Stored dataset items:
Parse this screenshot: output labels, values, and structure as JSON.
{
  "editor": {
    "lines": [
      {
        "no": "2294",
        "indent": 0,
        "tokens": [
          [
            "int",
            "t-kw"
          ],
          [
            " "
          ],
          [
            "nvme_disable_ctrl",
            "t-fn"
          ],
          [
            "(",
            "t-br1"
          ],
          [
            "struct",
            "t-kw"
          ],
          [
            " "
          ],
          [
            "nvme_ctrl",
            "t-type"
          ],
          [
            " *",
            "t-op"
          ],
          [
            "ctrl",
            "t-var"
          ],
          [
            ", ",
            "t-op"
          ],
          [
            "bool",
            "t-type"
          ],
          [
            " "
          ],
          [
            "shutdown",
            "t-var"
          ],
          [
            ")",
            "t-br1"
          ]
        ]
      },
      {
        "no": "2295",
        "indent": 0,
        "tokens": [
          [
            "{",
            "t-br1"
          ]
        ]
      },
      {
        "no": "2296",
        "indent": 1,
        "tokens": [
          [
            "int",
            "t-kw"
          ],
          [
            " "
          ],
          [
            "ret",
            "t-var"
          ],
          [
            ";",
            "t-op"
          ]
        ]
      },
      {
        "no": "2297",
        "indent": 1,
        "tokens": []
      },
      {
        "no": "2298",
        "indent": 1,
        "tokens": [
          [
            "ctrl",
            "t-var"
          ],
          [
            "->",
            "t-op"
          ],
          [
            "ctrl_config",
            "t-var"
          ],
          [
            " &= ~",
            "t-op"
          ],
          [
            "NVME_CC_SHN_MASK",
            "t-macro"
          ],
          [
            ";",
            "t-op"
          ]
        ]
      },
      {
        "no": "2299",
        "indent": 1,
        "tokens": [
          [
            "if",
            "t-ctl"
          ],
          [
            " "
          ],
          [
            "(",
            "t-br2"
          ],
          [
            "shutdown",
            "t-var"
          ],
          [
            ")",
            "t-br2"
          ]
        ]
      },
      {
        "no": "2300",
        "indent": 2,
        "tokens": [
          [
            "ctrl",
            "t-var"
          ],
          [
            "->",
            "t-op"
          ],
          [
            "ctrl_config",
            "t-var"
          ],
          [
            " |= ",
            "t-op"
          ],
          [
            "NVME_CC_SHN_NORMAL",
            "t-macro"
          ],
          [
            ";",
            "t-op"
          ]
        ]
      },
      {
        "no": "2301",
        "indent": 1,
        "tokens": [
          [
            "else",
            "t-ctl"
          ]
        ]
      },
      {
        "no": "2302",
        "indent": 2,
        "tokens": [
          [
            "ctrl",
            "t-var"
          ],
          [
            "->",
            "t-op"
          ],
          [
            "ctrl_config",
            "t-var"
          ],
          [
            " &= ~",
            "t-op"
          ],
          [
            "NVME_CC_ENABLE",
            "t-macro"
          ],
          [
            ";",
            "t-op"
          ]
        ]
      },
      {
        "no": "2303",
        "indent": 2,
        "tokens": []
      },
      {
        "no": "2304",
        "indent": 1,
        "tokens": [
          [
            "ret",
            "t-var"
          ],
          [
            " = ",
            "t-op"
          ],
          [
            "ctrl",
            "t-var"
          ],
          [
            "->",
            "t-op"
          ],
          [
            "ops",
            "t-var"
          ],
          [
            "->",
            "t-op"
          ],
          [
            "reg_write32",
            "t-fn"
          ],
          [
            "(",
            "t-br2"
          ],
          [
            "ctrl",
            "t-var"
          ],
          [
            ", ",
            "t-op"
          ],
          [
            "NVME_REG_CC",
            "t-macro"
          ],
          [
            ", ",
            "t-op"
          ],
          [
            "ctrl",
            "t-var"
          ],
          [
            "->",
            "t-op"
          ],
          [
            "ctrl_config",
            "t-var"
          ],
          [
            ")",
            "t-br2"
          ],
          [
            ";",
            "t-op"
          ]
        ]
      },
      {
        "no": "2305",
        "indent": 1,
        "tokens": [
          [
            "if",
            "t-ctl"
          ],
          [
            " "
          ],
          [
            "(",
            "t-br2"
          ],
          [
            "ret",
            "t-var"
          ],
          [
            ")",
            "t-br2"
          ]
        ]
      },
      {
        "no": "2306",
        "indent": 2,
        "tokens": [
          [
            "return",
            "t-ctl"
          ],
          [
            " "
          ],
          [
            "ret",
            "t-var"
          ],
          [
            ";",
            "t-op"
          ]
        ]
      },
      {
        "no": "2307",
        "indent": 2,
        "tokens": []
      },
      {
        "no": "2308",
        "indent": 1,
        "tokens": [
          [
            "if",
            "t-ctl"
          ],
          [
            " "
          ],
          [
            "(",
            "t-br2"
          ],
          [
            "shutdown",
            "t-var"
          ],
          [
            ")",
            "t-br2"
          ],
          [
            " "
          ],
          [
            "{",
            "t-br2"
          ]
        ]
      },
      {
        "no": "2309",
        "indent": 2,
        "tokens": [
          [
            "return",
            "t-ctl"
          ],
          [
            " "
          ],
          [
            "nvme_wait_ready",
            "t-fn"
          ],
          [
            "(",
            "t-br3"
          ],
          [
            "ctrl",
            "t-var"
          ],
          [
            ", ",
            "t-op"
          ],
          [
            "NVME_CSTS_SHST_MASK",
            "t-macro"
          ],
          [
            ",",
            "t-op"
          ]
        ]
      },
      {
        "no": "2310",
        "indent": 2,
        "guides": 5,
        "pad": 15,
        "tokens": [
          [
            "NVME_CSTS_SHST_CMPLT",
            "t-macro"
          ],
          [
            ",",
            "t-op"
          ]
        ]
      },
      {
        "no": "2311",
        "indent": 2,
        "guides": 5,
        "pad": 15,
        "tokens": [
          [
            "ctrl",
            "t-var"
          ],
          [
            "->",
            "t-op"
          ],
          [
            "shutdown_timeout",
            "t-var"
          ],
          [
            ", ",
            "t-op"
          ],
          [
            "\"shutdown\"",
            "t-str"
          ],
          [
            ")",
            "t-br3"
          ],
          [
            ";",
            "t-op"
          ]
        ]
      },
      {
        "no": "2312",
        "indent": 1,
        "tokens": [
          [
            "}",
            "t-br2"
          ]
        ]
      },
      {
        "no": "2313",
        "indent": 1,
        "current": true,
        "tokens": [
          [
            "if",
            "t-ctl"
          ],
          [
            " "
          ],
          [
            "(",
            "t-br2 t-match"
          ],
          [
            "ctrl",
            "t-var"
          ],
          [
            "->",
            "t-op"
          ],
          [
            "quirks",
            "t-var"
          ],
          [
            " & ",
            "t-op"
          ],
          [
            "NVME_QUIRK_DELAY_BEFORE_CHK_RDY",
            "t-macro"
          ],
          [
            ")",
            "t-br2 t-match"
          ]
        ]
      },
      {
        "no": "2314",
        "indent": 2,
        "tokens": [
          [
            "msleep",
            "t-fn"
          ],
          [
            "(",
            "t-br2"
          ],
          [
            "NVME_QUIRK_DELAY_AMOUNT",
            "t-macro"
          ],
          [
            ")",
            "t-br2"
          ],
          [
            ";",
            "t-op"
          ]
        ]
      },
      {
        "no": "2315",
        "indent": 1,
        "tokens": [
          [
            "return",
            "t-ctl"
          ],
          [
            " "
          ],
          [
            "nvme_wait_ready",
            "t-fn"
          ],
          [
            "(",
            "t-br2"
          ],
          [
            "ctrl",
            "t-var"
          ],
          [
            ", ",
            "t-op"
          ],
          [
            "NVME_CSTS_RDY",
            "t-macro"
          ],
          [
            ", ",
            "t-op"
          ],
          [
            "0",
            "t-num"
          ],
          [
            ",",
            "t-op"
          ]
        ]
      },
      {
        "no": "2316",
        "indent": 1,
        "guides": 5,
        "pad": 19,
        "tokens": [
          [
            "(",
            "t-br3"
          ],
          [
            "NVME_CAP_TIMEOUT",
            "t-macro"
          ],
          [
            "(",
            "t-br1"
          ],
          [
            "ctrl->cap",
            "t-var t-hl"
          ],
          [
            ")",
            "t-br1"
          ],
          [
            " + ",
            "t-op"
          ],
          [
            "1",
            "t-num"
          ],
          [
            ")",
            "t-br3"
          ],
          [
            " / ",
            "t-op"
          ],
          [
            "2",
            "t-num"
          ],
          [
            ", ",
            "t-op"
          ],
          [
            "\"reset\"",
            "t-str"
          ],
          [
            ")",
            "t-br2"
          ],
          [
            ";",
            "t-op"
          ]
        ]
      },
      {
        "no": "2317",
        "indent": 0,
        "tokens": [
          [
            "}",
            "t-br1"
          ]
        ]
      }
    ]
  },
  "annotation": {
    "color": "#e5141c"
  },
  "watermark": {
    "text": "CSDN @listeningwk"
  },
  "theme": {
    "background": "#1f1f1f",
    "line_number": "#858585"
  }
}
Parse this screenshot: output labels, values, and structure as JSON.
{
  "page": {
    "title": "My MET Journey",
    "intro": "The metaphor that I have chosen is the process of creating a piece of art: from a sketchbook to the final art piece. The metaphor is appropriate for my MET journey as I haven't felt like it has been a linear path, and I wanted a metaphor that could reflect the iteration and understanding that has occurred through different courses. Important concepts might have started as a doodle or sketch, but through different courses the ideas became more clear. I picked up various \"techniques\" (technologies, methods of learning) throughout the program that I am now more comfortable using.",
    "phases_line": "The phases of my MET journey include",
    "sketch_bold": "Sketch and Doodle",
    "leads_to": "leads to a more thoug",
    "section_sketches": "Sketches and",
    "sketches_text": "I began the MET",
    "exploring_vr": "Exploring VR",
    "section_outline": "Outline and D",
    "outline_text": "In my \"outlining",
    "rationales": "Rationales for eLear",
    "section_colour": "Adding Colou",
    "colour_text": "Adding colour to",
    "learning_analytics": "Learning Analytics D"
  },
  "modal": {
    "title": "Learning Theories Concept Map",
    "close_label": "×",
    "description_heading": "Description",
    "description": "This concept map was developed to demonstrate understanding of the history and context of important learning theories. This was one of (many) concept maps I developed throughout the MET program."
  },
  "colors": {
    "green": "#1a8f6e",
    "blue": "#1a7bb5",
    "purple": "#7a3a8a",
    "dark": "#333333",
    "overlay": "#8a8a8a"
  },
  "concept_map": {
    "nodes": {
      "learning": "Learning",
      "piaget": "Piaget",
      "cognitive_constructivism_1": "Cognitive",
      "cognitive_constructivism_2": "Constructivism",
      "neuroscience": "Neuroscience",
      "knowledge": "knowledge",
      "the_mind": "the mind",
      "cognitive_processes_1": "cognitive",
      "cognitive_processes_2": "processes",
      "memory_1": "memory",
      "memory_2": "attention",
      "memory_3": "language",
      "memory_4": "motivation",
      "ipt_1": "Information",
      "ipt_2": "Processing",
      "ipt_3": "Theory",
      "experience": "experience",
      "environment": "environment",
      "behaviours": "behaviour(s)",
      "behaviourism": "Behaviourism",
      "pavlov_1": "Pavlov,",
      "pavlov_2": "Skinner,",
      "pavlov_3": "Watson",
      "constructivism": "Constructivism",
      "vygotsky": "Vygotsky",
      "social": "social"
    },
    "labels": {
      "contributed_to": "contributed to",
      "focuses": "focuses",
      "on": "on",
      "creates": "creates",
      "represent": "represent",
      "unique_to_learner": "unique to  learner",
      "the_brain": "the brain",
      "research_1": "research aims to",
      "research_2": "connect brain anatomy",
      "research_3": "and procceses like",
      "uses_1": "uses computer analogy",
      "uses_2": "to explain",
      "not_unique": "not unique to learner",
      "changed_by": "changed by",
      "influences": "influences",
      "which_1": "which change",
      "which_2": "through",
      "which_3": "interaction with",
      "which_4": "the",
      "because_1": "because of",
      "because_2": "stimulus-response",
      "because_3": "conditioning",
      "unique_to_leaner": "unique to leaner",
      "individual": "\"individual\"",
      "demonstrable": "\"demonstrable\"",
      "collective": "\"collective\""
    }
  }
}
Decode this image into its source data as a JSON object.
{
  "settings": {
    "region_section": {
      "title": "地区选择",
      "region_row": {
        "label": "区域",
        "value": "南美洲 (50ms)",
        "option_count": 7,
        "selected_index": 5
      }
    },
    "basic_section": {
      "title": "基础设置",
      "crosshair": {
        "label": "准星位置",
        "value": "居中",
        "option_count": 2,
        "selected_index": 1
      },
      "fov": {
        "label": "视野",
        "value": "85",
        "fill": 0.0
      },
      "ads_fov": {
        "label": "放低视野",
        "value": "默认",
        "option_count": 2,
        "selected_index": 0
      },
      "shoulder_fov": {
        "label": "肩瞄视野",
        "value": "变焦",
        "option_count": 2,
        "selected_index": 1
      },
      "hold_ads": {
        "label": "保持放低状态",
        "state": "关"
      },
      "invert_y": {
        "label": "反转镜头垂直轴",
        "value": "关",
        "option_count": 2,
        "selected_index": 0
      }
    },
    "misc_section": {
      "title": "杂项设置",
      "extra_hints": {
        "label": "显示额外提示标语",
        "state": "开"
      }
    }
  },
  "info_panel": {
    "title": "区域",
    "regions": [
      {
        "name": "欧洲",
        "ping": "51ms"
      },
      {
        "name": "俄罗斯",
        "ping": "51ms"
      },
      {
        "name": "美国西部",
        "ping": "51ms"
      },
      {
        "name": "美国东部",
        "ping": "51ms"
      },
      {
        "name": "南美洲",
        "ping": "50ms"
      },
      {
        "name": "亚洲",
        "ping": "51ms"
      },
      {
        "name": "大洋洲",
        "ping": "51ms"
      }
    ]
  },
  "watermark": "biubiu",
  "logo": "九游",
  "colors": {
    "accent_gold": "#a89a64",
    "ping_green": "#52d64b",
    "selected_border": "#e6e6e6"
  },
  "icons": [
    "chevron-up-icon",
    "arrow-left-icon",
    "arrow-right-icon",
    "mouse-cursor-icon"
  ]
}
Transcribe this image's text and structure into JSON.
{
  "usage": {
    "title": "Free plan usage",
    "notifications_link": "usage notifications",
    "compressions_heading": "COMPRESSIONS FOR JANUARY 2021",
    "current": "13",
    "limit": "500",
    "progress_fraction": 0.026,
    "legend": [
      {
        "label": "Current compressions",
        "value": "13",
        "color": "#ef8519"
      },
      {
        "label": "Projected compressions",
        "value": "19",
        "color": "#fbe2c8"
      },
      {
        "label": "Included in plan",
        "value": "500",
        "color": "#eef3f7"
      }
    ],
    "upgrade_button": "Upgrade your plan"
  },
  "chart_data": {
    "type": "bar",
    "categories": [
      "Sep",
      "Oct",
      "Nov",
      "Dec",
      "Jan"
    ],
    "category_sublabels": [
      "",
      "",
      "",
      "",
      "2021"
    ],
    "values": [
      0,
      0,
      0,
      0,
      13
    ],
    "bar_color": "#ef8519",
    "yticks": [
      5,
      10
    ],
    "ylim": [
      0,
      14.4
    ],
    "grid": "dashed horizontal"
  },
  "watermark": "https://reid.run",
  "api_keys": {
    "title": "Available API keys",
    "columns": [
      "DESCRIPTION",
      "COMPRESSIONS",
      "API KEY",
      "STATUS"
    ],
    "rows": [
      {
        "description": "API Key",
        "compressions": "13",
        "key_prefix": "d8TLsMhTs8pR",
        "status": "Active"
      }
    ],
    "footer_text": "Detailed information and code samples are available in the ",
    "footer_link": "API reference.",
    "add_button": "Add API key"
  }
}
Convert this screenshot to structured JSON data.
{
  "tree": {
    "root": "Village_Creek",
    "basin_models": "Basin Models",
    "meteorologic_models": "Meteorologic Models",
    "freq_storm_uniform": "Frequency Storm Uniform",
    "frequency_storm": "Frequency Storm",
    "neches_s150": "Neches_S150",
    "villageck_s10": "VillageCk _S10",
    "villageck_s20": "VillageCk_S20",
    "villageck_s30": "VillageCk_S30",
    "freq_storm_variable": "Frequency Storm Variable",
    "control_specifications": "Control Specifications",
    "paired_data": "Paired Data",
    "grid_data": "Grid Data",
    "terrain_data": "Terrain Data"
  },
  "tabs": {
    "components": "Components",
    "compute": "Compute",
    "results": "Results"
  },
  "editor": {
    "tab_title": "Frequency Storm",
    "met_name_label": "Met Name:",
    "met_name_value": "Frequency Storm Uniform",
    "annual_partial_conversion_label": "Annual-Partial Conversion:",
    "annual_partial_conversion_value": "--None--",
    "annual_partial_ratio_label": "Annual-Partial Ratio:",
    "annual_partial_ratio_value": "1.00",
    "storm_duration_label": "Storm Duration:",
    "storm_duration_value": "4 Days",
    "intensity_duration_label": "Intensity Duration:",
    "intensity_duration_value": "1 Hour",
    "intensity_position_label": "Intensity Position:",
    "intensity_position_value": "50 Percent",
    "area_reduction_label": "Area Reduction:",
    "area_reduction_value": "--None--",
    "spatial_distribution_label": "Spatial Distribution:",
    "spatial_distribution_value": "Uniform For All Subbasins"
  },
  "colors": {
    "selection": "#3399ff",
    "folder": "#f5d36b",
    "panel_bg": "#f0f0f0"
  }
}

* [Written request]
Filter the entries above down to the lines containing the word "unique".

* [Result for this task]
      "unique_to_learner": "unique to  learner",
      "not_unique": "not unique to learner",
      "unique_to_leaner": "unique to leaner",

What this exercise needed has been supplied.